▶ _LISTED ENTRIES_
━━━━━━━━━━━━━━━━
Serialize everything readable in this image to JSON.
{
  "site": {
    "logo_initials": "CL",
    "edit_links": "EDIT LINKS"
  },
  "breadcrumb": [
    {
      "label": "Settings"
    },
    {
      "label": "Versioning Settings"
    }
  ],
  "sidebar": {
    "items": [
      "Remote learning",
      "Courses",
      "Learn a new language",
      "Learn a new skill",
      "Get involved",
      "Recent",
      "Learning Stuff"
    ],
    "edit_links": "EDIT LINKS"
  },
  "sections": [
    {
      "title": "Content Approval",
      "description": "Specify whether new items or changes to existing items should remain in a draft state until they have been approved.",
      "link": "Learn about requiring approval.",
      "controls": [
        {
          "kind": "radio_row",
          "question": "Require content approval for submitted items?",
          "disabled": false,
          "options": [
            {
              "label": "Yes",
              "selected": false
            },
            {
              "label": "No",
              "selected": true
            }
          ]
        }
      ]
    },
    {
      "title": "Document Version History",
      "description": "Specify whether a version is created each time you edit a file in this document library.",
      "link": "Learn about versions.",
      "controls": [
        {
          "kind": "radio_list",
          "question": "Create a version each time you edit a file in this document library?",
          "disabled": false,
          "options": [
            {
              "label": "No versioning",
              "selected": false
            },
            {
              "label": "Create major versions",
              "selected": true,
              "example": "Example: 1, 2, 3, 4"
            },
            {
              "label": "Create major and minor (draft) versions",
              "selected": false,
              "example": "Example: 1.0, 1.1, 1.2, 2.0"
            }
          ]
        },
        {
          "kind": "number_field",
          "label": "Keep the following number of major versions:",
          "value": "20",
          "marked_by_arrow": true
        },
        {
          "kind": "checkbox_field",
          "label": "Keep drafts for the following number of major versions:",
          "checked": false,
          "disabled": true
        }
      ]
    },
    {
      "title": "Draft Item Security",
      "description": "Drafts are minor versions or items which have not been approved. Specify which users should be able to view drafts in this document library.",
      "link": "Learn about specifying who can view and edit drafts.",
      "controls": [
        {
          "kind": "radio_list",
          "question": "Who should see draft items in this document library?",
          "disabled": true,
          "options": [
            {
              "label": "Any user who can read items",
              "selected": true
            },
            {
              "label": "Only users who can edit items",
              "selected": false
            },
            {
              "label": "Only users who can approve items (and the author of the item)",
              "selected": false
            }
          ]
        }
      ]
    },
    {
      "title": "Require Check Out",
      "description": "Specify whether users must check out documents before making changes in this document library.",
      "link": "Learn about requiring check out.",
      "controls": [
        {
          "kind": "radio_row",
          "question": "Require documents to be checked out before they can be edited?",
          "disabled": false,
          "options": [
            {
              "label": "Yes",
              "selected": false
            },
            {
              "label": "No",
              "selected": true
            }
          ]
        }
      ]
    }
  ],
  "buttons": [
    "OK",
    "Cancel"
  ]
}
━━━━━━━━━━━━━━━━
Please output the entries above, every line exactly as it reads.

▶ _SOLUTION FOR THIS TASK_
Serialize everything readable in this image to JSON.
{
  "site": {
    "logo_initials": "CL",
    "edit_links": "EDIT LINKS"
  },
  "breadcrumb": [
    {
      "label": "Settings"
    },
    {
      "label": "Versioning Settings"
    }
  ],
  "sidebar": {
    "items": [
      "Remote learning",
      "Courses",
      "Learn a new language",
      "Learn a new skill",
      "Get involved",
      "Recent",
      "Learning Stuff"
    ],
    "edit_links": "EDIT LINKS"
  },
  "sections": [
    {
      "title": "Content Approval",
      "description": "Specify whether new items or changes to existing items should remain in a draft state until they have been approved.",
      "link": "Learn about requiring approval.",
      "controls": [
        {
          "kind": "radio_row",
          "question": "Require content approval for submitted items?",
          "disabled": false,
          "options": [
            {
              "label": "Yes",
              "selected": false
            },
            {
              "label": "No",
              "selected": true
            }
          ]
        }
      ]
    },
    {
      "title": "Document Version History",
      "description": "Specify whether a version is created each time you edit a file in this document library.",
      "link": "Learn about versions.",
      "controls": [
        {
          "kind": "radio_list",
          "question": "Create a version each time you edit a file in this document library?",
          "disabled": false,
          "options": [
            {
              "label": "No versioning",
              "selected": false
            },
            {
              "label": "Create major versions",
              "selected": true,
              "example": "Example: 1, 2, 3, 4"
            },
            {
              "label": "Create major and minor (draft) versions",
              "selected": false,
              "example": "Example: 1.0, 1.1, 1.2, 2.0"
            }
          ]
        },
        {
          "kind": "number_field",
          "label": "Keep the following number of major versions:",
          "value": "20",
          "marked_by_arrow": true
        },
        {
          "kind": "checkbox_field",
          "label": "Keep drafts for the following number of major versions:",
          "checked": false,
          "disabled": true
        }
      ]
    },
    {
      "title": "Draft Item Security",
      "description": "Drafts are minor versions or items which have not been approved. Specify which users should be able to view drafts in this document library.",
      "link": "Learn about specifying who can view and edit drafts.",
      "controls": [
        {
          "kind": "radio_list",
          "question": "Who should see draft items in this document library?",
          "disabled": true,
          "options": [
            {
              "label": "Any user who can read items",
              "selected": true
            },
            {
              "label": "Only users who can edit items",
              "selected": false
            },
            {
              "label": "Only users who can approve items (and the author of the item)",
              "selected": false
            }
          ]
        }
      ]
    },
    {
      "title": "Require Check Out",
      "description": "Specify whether users must check out documents before making changes in this document library.",
      "link": "Learn about requiring check out.",
      "controls": [
        {
          "kind": "radio_row",
          "question": "Require documents to be checked out before they can be edited?",
          "disabled": false,
          "options": [
            {
              "label": "Yes",
              "selected": false
            },
            {
              "label": "No",
              "selected": true
            }
          ]
        }
      ]
    }
  ],
  "buttons": [
    "OK",
    "Cancel"
  ]
}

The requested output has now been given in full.